** Requirements **
Below are some records; retype all of them exactly.

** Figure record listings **
————
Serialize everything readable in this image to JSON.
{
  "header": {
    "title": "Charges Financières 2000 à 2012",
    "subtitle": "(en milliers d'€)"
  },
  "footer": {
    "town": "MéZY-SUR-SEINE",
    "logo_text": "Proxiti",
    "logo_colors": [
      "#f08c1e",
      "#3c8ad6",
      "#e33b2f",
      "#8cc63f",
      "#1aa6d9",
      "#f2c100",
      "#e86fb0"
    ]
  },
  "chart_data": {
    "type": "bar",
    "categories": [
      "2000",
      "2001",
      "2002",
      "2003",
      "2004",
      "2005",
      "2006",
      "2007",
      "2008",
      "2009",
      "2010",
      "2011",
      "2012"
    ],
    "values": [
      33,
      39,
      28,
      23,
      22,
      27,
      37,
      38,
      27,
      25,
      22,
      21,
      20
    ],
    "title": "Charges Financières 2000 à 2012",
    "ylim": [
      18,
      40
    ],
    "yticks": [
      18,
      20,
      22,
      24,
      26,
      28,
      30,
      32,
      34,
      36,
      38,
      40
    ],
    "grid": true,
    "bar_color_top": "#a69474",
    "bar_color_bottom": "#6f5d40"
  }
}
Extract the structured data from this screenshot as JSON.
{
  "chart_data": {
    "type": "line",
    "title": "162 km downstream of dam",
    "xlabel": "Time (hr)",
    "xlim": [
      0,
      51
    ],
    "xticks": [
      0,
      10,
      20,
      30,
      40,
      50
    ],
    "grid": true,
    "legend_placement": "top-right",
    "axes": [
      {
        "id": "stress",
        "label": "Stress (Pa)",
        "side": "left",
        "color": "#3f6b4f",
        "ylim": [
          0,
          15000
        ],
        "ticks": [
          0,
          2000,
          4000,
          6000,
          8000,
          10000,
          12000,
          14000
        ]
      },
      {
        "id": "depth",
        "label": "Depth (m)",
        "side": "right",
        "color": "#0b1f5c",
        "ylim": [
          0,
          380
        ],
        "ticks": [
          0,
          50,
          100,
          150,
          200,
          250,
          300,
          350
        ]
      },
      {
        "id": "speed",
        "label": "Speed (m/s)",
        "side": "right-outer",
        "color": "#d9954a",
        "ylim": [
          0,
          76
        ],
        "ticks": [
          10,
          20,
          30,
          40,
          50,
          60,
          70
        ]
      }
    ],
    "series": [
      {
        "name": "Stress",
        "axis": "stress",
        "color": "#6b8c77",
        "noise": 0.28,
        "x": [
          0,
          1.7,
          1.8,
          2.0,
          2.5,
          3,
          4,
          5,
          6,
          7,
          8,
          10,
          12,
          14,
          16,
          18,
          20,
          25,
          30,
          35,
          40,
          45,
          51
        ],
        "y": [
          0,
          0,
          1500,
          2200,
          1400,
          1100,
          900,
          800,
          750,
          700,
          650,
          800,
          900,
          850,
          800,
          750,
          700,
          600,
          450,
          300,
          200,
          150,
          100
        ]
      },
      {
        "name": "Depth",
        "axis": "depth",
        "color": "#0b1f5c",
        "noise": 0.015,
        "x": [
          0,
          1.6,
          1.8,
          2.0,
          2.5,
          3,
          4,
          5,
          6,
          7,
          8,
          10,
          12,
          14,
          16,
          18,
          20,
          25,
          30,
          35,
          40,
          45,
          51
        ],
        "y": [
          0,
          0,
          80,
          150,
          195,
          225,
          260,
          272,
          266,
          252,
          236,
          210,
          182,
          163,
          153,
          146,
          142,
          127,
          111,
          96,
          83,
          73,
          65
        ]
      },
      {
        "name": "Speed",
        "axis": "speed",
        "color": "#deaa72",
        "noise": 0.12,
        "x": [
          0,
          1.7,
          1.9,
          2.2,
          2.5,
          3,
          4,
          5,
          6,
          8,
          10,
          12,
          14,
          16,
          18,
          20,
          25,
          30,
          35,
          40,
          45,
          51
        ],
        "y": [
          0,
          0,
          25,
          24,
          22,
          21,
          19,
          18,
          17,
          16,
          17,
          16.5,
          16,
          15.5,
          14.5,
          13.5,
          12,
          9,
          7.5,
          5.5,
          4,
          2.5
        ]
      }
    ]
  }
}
————
** Final result **
Serialize everything readable in this image to JSON.
{
  "header": {
    "title": "Charges Financières 2000 à 2012",
    "subtitle": "(en milliers d'€)"
  },
  "footer": {
    "town": "MéZY-SUR-SEINE",
    "logo_text": "Proxiti",
    "logo_colors": [
      "#f08c1e",
      "#3c8ad6",
      "#e33b2f",
      "#8cc63f",
      "#1aa6d9",
      "#f2c100",
      "#e86fb0"
    ]
  },
  "chart_data": {
    "type": "bar",
    "categories": [
      "2000",
      "2001",
      "2002",
      "2003",
      "2004",
      "2005",
      "2006",
      "2007",
      "2008",
      "2009",
      "2010",
      "2011",
      "2012"
    ],
    "values": [
      33,
      39,
      28,
      23,
      22,
      27,
      37,
      38,
      27,
      25,
      22,
      21,
      20
    ],
    "title": "Charges Financières 2000 à 2012",
    "ylim": [
      18,
      40
    ],
    "yticks": [
      18,
      20,
      22,
      24,
      26,
      28,
      30,
      32,
      34,
      36,
      38,
      40
    ],
    "grid": true,
    "bar_color_top": "#a69474",
    "bar_color_bottom": "#6f5d40"
  }
}
Extract the structured data from this screenshot as JSON.
{
  "chart_data": {
    "type": "line",
    "title": "162 km downstream of dam",
    "xlabel": "Time (hr)",
    "xlim": [
      0,
      51
    ],
    "xticks": [
      0,
      10,
      20,
      30,
      40,
      50
    ],
    "grid": true,
    "legend_placement": "top-right",
    "axes": [
      {
        "id": "stress",
        "label": "Stress (Pa)",
        "side": "left",
        "color": "#3f6b4f",
        "ylim": [
          0,
          15000
        ],
        "ticks": [
          0,
          2000,
          4000,
          6000,
          8000,
          10000,
          12000,
          14000
        ]
      },
      {
        "id": "depth",
        "label": "Depth (m)",
        "side": "right",
        "color": "#0b1f5c",
        "ylim": [
          0,
          380
        ],
        "ticks": [
          0,
          50,
          100,
          150,
          200,
          250,
          300,
          350
        ]
      },
      {
        "id": "speed",
        "label": "Speed (m/s)",
        "side": "right-outer",
        "color": "#d9954a",
        "ylim": [
          0,
          76
        ],
        "ticks": [
          10,
          20,
          30,
          40,
          50,
          60,
          70
        ]
      }
    ],
    "series": [
      {
        "name": "Stress",
        "axis": "stress",
        "color": "#6b8c77",
        "noise": 0.28,
        "x": [
          0,
          1.7,
          1.8,
          2.0,
          2.5,
          3,
          4,
          5,
          6,
          7,
          8,
          10,
          12,
          14,
          16,
          18,
          20,
          25,
          30,
          35,
          40,
          45,
          51
        ],
        "y": [
          0,
          0,
          1500,
          2200,
          1400,
          1100,
          900,
          800,
          750,
          700,
          650,
          800,
          900,
          850,
          800,
          750,
          700,
          600,
          450,
          300,
          200,
          150,
          100
        ]
      },
      {
        "name": "Depth",
        "axis": "depth",
        "color": "#0b1f5c",
        "noise": 0.015,
        "x": [
          0,
          1.6,
          1.8,
          2.0,
          2.5,
          3,
          4,
          5,
          6,
          7,
          8,
          10,
          12,
          14,
          16,
          18,
          20,
          25,
          30,
          35,
          40,
          45,
          51
        ],
        "y": [
          0,
          0,
          80,
          150,
          195,
          225,
          260,
          272,
          266,
          252,
          236,
          210,
          182,
          163,
          153,
          146,
          142,
          127,
          111,
          96,
          83,
          73,
          65
        ]
      },
      {
        "name": "Speed",
        "axis": "speed",
        "color": "#deaa72",
        "noise": 0.12,
        "x": [
          0,
          1.7,
          1.9,
          2.2,
          2.5,
          3,
          4,
          5,
          6,
          8,
          10,
          12,
          14,
          16,
          18,
          20,
          25,
          30,
          35,
          40,
          45,
          51
        ],
        "y": [
          0,
          0,
          25,
          24,
          22,
          21,
          19,
          18,
          17,
          16,
          17,
          16.5,
          16,
          15.5,
          14.5,
          13.5,
          12,
          9,
          7.5,
          5.5,
          4,
          2.5
        ]
      }
    ]
  }
}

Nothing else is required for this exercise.